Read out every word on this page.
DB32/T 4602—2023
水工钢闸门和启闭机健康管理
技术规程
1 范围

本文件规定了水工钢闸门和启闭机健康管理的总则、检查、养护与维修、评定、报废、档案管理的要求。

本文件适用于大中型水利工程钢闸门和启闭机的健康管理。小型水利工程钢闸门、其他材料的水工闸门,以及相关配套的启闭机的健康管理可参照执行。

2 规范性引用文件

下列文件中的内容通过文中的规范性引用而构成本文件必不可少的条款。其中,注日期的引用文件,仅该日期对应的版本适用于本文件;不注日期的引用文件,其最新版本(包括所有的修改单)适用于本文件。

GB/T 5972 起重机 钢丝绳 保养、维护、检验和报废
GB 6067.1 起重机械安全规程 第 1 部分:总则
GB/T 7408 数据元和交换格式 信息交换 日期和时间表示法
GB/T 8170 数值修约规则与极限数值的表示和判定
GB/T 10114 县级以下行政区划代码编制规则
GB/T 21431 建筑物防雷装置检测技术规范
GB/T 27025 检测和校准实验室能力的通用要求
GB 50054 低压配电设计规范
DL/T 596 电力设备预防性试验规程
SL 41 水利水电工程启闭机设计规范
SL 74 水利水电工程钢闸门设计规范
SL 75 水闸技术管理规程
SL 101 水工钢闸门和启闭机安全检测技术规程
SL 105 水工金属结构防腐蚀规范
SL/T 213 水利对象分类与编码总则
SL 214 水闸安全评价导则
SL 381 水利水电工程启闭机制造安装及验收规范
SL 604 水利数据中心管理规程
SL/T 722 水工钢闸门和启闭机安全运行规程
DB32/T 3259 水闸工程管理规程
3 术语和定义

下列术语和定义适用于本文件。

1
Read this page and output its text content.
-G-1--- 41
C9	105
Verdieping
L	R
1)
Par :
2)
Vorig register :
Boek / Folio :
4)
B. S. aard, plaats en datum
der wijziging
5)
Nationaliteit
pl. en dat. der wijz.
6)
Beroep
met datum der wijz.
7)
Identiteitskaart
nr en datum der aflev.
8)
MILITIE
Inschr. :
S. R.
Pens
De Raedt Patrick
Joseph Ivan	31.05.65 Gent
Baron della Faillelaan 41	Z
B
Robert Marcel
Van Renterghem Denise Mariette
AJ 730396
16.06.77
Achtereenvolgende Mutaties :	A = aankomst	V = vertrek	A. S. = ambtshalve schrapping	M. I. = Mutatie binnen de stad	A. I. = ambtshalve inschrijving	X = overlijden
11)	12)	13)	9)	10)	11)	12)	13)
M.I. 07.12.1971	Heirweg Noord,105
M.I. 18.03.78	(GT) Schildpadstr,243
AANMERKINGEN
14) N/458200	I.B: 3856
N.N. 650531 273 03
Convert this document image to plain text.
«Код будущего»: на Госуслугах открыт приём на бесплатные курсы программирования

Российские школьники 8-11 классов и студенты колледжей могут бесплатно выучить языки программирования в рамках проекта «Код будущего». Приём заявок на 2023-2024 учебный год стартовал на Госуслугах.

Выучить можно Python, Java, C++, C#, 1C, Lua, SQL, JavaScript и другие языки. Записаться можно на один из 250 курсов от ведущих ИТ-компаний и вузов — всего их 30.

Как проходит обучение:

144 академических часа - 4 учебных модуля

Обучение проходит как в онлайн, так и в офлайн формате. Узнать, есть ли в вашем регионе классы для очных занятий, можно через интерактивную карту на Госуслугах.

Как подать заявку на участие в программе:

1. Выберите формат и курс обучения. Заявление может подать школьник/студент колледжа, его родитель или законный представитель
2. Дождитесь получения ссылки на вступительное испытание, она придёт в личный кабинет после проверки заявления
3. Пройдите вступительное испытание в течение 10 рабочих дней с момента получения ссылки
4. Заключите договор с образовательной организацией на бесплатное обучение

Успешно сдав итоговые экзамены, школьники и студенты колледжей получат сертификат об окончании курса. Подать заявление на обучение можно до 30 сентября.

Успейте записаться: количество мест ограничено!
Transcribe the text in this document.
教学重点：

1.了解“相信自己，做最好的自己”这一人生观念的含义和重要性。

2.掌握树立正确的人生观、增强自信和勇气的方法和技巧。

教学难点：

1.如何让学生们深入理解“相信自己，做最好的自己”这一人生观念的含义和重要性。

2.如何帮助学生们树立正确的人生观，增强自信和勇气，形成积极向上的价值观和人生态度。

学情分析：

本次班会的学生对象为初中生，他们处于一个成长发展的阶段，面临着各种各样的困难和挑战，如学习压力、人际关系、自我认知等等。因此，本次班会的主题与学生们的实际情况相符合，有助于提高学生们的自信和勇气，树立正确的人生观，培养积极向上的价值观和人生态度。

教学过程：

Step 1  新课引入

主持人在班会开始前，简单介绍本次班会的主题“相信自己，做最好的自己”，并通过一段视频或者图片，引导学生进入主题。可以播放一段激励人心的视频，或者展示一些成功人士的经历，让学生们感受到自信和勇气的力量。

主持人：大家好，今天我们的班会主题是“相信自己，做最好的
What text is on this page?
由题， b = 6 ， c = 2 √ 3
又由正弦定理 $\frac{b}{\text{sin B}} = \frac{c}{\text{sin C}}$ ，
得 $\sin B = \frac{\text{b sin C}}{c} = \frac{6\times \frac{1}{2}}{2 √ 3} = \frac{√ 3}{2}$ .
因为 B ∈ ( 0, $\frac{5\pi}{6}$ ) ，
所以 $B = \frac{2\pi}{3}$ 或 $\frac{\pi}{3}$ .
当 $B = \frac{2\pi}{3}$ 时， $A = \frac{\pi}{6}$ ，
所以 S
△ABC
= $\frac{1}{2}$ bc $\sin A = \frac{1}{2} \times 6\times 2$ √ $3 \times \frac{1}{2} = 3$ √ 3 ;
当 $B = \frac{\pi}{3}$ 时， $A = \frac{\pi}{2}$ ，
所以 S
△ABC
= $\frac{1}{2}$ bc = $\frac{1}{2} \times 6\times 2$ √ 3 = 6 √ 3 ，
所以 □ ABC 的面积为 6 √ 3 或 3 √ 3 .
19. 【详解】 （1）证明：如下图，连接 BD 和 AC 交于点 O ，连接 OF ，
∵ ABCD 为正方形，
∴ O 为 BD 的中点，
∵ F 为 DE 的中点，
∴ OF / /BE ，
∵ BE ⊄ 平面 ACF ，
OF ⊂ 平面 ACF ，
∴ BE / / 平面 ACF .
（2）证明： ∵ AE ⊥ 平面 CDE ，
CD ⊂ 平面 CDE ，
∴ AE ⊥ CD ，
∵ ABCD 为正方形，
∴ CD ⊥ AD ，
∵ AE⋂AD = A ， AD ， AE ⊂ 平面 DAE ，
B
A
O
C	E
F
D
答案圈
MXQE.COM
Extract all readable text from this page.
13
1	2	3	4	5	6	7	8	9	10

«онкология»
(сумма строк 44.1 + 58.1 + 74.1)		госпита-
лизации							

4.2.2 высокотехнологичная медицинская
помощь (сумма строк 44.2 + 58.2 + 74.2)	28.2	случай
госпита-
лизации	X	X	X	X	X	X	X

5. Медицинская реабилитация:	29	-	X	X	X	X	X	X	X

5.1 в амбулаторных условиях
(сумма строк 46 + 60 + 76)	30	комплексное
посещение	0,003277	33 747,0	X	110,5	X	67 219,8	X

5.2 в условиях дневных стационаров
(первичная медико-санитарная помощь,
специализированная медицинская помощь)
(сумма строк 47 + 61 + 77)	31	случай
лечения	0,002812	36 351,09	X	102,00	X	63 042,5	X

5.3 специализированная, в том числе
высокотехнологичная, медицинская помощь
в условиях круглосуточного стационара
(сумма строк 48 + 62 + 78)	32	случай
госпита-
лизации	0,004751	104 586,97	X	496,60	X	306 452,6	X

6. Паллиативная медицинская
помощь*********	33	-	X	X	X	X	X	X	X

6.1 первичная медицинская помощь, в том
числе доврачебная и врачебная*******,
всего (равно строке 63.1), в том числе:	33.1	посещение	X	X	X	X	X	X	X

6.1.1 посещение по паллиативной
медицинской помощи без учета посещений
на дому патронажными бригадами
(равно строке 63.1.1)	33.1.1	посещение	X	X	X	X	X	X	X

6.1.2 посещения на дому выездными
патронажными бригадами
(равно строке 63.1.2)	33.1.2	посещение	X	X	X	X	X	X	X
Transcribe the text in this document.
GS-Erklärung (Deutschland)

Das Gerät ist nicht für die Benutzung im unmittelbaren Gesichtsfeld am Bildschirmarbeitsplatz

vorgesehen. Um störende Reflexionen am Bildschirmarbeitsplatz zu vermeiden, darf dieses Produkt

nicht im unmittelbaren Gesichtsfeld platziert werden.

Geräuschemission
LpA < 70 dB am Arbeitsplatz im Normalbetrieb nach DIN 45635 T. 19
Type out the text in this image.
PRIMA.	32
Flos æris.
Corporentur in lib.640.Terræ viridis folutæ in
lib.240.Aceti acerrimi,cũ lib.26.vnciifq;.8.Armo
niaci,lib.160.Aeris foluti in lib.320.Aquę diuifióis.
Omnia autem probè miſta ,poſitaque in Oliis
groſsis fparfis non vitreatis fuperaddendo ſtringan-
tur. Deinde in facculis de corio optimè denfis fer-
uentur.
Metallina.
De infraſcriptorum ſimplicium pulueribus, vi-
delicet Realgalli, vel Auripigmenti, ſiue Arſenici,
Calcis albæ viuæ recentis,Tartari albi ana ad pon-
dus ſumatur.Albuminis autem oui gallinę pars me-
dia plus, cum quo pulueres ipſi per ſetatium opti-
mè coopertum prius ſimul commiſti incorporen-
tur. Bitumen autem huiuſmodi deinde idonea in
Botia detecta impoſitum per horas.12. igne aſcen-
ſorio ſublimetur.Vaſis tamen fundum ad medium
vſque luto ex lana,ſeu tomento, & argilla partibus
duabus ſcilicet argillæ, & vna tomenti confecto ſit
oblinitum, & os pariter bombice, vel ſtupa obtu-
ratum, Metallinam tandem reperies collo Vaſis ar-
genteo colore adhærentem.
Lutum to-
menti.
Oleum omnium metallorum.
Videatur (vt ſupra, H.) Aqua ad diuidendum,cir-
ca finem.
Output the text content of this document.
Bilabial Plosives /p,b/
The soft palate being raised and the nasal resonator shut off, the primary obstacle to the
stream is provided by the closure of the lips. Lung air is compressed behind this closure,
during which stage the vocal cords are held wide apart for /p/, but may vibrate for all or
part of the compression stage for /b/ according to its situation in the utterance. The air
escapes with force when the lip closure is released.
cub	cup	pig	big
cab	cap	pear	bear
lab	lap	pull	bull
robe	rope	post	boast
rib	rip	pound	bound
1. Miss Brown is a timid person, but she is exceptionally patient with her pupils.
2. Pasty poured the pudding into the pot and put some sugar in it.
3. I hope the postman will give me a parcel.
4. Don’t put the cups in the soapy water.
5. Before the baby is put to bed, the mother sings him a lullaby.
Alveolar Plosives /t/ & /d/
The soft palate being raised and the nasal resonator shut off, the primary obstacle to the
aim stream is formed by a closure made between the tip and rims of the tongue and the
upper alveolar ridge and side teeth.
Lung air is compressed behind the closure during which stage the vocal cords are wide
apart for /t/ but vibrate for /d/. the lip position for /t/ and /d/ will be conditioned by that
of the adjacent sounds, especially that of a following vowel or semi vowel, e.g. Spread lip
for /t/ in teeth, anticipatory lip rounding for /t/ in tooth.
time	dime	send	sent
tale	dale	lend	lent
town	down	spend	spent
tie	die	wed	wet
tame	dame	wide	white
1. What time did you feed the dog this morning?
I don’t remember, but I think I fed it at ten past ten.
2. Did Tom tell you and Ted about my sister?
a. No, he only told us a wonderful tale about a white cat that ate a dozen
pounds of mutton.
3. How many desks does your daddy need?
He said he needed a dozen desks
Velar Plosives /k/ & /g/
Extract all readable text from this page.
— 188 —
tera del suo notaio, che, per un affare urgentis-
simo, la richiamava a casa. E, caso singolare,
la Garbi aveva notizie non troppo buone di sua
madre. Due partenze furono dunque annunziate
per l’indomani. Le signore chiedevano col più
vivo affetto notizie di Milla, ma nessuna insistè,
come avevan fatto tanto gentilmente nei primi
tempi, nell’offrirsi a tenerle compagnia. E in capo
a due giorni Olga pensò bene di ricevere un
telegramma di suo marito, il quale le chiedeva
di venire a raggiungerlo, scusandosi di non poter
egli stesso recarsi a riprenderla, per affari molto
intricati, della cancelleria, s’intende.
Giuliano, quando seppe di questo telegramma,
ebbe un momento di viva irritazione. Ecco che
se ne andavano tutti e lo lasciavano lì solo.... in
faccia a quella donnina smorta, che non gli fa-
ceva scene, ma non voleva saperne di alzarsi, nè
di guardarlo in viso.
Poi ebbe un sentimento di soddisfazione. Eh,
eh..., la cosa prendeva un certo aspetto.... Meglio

######

Copy each line of the data that contains the word "получения".

2. Дождитесь получения ссылки на вступительное испытание, она придёт в личный кабинет после проверки заявления
3. Пройдите вступительное испытание в течение 10 рабочих дней с момента получения ссылки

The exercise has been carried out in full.